§ JOB
Below are entries; tally how many lines hold the string "this" and answer with only that figure.

§ SUPPLIED ENTRIES
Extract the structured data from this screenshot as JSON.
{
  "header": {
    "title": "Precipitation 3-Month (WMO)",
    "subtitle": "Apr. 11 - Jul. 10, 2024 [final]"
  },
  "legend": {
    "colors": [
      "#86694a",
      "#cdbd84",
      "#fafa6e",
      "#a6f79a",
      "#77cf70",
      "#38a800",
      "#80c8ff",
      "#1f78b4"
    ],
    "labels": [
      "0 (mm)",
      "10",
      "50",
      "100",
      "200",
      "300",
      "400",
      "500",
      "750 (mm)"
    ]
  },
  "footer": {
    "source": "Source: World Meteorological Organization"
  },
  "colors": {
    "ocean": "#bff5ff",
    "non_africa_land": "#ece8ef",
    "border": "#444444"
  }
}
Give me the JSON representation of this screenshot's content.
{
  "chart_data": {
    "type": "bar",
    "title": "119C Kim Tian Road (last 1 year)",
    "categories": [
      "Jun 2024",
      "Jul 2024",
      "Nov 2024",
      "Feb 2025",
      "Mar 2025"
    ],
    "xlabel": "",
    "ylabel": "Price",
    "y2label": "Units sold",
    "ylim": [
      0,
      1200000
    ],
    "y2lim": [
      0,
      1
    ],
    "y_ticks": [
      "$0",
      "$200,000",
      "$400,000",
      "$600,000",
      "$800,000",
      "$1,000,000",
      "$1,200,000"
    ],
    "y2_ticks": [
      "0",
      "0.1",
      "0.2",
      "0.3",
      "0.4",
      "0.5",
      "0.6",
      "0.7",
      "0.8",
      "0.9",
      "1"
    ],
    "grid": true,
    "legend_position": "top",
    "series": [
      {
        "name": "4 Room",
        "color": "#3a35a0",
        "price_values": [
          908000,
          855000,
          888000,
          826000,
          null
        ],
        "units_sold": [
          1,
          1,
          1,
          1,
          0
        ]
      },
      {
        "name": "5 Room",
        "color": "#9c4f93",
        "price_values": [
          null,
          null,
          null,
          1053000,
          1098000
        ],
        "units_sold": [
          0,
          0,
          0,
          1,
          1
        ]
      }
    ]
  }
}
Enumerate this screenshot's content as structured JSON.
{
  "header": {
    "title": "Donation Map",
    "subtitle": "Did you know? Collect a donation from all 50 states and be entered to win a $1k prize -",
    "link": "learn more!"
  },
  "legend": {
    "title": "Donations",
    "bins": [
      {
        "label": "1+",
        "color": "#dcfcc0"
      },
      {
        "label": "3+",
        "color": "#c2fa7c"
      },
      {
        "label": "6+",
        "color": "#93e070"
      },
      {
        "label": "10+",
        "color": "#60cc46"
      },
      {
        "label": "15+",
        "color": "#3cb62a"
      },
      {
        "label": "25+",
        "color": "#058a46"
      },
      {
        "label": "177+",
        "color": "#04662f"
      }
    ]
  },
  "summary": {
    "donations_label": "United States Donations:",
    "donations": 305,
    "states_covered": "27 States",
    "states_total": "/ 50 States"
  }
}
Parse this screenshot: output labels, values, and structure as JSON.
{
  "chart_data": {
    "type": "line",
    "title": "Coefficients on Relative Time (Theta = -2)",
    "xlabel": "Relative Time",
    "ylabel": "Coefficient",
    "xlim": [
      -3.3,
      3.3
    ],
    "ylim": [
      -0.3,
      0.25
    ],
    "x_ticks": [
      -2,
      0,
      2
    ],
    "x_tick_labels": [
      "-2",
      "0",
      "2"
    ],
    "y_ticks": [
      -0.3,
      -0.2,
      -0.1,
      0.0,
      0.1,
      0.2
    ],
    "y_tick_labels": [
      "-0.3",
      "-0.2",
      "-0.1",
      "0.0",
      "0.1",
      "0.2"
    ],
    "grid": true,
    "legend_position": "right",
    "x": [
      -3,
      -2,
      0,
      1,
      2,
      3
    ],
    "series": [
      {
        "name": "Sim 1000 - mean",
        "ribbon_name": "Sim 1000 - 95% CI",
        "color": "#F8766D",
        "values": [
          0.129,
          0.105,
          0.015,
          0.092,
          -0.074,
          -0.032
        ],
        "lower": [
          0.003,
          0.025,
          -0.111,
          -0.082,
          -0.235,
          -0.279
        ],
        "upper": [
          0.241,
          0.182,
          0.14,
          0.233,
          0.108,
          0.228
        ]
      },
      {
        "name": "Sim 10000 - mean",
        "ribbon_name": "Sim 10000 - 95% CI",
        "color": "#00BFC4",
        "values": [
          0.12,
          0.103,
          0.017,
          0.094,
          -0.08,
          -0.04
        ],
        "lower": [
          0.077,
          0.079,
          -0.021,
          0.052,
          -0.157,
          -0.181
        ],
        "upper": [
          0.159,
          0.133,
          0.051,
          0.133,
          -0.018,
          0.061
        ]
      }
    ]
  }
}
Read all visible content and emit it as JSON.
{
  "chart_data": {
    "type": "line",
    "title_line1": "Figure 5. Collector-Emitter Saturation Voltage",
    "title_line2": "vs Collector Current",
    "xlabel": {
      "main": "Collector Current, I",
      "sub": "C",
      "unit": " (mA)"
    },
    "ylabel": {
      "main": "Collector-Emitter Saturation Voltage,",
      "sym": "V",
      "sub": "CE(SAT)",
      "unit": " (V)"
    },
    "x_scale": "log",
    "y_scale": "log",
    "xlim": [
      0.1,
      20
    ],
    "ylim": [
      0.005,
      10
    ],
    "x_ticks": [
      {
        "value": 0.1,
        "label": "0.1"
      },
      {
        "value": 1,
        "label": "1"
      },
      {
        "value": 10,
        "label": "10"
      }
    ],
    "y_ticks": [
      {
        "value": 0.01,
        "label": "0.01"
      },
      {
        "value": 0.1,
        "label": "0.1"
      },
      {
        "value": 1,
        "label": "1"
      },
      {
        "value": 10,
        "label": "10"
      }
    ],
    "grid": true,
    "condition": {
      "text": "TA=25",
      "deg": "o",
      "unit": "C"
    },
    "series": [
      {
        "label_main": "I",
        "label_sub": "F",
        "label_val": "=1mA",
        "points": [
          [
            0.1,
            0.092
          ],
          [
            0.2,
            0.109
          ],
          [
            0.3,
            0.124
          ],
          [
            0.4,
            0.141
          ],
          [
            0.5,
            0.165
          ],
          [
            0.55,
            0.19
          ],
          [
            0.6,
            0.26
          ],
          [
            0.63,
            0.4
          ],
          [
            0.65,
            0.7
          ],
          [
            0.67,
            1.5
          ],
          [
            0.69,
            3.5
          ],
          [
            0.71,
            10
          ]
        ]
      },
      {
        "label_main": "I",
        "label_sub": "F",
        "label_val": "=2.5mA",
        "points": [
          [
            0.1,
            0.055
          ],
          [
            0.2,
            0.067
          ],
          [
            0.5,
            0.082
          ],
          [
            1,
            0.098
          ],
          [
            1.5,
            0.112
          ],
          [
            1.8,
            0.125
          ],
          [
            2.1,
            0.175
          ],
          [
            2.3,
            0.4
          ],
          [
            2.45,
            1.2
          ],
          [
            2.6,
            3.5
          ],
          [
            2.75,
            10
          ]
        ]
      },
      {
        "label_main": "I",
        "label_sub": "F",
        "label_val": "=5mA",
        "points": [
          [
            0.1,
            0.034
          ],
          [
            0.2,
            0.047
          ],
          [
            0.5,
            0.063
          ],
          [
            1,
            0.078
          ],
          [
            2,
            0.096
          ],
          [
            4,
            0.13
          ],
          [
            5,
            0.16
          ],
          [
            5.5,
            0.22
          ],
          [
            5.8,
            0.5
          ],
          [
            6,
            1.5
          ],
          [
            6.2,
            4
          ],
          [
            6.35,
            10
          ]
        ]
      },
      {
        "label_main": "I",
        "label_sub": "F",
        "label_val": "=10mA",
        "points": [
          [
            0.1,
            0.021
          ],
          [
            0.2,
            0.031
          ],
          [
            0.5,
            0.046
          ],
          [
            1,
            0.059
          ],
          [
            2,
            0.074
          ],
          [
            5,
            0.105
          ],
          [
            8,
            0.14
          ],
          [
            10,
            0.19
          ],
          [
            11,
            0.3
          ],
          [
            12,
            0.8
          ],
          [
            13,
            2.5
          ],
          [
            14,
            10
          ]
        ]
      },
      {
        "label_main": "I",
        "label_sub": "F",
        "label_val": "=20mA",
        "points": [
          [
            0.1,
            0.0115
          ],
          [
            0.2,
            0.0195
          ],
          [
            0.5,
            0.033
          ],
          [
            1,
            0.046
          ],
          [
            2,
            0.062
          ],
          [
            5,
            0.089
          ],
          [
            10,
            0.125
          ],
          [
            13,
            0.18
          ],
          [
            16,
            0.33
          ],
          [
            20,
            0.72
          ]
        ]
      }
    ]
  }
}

§ SOLUTION TO THE PROBLEM
4